== Aim ==
Copy each line exactly. Leave nothing out.

== Items ==
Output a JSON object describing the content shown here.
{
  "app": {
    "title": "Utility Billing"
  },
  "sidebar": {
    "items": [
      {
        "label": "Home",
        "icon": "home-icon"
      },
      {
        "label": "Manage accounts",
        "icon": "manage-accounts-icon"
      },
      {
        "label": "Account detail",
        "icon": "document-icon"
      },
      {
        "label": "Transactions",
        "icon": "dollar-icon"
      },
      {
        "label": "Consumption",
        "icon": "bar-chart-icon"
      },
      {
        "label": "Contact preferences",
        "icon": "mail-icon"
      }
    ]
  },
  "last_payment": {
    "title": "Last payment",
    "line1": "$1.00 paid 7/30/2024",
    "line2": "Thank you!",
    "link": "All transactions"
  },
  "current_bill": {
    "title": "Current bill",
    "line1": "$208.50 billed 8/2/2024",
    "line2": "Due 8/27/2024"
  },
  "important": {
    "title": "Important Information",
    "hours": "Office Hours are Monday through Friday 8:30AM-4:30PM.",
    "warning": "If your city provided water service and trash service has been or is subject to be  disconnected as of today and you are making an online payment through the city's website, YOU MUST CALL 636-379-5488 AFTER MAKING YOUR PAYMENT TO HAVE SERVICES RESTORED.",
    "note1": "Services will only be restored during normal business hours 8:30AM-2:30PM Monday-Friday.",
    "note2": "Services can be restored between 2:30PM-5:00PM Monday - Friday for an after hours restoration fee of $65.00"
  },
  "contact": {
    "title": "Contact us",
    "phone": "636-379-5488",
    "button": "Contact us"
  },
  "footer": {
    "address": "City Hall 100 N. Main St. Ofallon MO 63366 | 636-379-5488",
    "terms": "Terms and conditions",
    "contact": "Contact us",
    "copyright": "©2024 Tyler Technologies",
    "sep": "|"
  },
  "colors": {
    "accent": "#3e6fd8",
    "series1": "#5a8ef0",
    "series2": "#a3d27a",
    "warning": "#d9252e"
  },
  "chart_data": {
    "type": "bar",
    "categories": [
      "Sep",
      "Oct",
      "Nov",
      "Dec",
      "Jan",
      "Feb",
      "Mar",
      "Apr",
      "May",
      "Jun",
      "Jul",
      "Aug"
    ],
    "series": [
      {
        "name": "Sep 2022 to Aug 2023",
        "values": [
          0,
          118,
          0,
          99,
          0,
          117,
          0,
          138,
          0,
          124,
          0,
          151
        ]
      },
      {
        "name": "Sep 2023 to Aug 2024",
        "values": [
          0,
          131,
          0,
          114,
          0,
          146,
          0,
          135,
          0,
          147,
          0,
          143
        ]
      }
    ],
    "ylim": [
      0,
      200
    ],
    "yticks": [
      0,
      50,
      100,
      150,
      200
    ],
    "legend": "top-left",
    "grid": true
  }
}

== Exercise response ==
Output a JSON object describing the content shown here.
{
  "app": {
    "title": "Utility Billing"
  },
  "sidebar": {
    "items": [
      {
        "label": "Home",
        "icon": "home-icon"
      },
      {
        "label": "Manage accounts",
        "icon": "manage-accounts-icon"
      },
      {
        "label": "Account detail",
        "icon": "document-icon"
      },
      {
        "label": "Transactions",
        "icon": "dollar-icon"
      },
      {
        "label": "Consumption",
        "icon": "bar-chart-icon"
      },
      {
        "label": "Contact preferences",
        "icon": "mail-icon"
      }
    ]
  },
  "last_payment": {
    "title": "Last payment",
    "line1": "$1.00 paid 7/30/2024",
    "line2": "Thank you!",
    "link": "All transactions"
  },
  "current_bill": {
    "title": "Current bill",
    "line1": "$208.50 billed 8/2/2024",
    "line2": "Due 8/27/2024"
  },
  "important": {
    "title": "Important Information",
    "hours": "Office Hours are Monday through Friday 8:30AM-4:30PM.",
    "warning": "If your city provided water service and trash service has been or is subject to be  disconnected as of today and you are making an online payment through the city's website, YOU MUST CALL 636-379-5488 AFTER MAKING YOUR PAYMENT TO HAVE SERVICES RESTORED.",
    "note1": "Services will only be restored during normal business hours 8:30AM-2:30PM Monday-Friday.",
    "note2": "Services can be restored between 2:30PM-5:00PM Monday - Friday for an after hours restoration fee of $65.00"
  },
  "contact": {
    "title": "Contact us",
    "phone": "636-379-5488",
    "button": "Contact us"
  },
  "footer": {
    "address": "City Hall 100 N. Main St. Ofallon MO 63366 | 636-379-5488",
    "terms": "Terms and conditions",
    "contact": "Contact us",
    "copyright": "©2024 Tyler Technologies",
    "sep": "|"
  },
  "colors": {
    "accent": "#3e6fd8",
    "series1": "#5a8ef0",
    "series2": "#a3d27a",
    "warning": "#d9252e"
  },
  "chart_data": {
    "type": "bar",
    "categories": [
      "Sep",
      "Oct",
      "Nov",
      "Dec",
      "Jan",
      "Feb",
      "Mar",
      "Apr",
      "May",
      "Jun",
      "Jul",
      "Aug"
    ],
    "series": [
      {
        "name": "Sep 2022 to Aug 2023",
        "values": [
          0,
          118,
          0,
          99,
          0,
          117,
          0,
          138,
          0,
          124,
          0,
          151
        ]
      },
      {
        "name": "Sep 2023 to Aug 2024",
        "values": [
          0,
          131,
          0,
          114,
          0,
          146,
          0,
          135,
          0,
          147,
          0,
          143
        ]
      }
    ],
    "ylim": [
      0,
      200
    ],
    "yticks": [
      0,
      50,
      100,
      150,
      200
    ],
    "legend": "top-left",
    "grid": true
  }
}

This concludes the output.